▶ ENTRIES:
>>>>
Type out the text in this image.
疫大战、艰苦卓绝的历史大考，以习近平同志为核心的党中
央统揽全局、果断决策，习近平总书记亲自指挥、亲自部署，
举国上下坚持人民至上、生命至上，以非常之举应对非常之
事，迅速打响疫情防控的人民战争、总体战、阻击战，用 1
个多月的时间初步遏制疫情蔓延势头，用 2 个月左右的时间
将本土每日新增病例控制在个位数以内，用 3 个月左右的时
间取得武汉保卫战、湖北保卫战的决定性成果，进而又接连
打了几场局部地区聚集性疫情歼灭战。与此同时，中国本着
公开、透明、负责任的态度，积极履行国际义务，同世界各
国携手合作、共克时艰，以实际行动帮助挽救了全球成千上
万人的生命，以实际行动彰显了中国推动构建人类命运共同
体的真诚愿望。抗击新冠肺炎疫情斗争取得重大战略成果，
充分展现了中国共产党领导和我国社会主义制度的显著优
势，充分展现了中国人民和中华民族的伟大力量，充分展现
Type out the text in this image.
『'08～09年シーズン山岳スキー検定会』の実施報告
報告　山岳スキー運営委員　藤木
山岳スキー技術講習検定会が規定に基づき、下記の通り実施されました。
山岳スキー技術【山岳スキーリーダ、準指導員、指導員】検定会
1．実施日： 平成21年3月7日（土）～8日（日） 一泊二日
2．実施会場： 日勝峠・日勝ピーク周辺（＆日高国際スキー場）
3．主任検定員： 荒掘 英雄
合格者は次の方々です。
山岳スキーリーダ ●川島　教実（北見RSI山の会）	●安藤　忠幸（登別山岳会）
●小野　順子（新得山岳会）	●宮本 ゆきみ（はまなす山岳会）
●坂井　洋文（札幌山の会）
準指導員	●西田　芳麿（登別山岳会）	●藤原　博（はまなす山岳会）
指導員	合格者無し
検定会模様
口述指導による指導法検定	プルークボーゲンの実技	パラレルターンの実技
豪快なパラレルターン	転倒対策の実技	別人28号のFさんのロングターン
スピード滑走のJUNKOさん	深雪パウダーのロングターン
<<<<
Please output the entries above, every line exactly as it reads.

Type out the text in this image.
疫大战、艰苦卓绝的历史大考，以习近平同志为核心的党中
央统揽全局、果断决策，习近平总书记亲自指挥、亲自部署，
举国上下坚持人民至上、生命至上，以非常之举应对非常之
事，迅速打响疫情防控的人民战争、总体战、阻击战，用 1
个多月的时间初步遏制疫情蔓延势头，用 2 个月左右的时间
将本土每日新增病例控制在个位数以内，用 3 个月左右的时
间取得武汉保卫战、湖北保卫战的决定性成果，进而又接连
打了几场局部地区聚集性疫情歼灭战。与此同时，中国本着
公开、透明、负责任的态度，积极履行国际义务，同世界各
国携手合作、共克时艰，以实际行动帮助挽救了全球成千上
万人的生命，以实际行动彰显了中国推动构建人类命运共同
体的真诚愿望。抗击新冠肺炎疫情斗争取得重大战略成果，
充分展现了中国共产党领导和我国社会主义制度的显著优
势，充分展现了中国人民和中华民族的伟大力量，充分展现
Type out the text in this image.
『'08～09年シーズン山岳スキー検定会』の実施報告
報告　山岳スキー運営委員　藤木
山岳スキー技術講習検定会が規定に基づき、下記の通り実施されました。
山岳スキー技術【山岳スキーリーダ、準指導員、指導員】検定会
1．実施日： 平成21年3月7日（土）～8日（日） 一泊二日
2．実施会場： 日勝峠・日勝ピーク周辺（＆日高国際スキー場）
3．主任検定員： 荒掘 英雄
合格者は次の方々です。
山岳スキーリーダ ●川島　教実（北見RSI山の会）	●安藤　忠幸（登別山岳会）
●小野　順子（新得山岳会）	●宮本 ゆきみ（はまなす山岳会）
●坂井　洋文（札幌山の会）
準指導員	●西田　芳麿（登別山岳会）	●藤原　博（はまなす山岳会）
指導員	合格者無し
検定会模様
口述指導による指導法検定	プルークボーゲンの実技	パラレルターンの実技
豪快なパラレルターン	転倒対策の実技	別人28号のFさんのロングターン
スピード滑走のJUNKOさん	深雪パウダーのロングターン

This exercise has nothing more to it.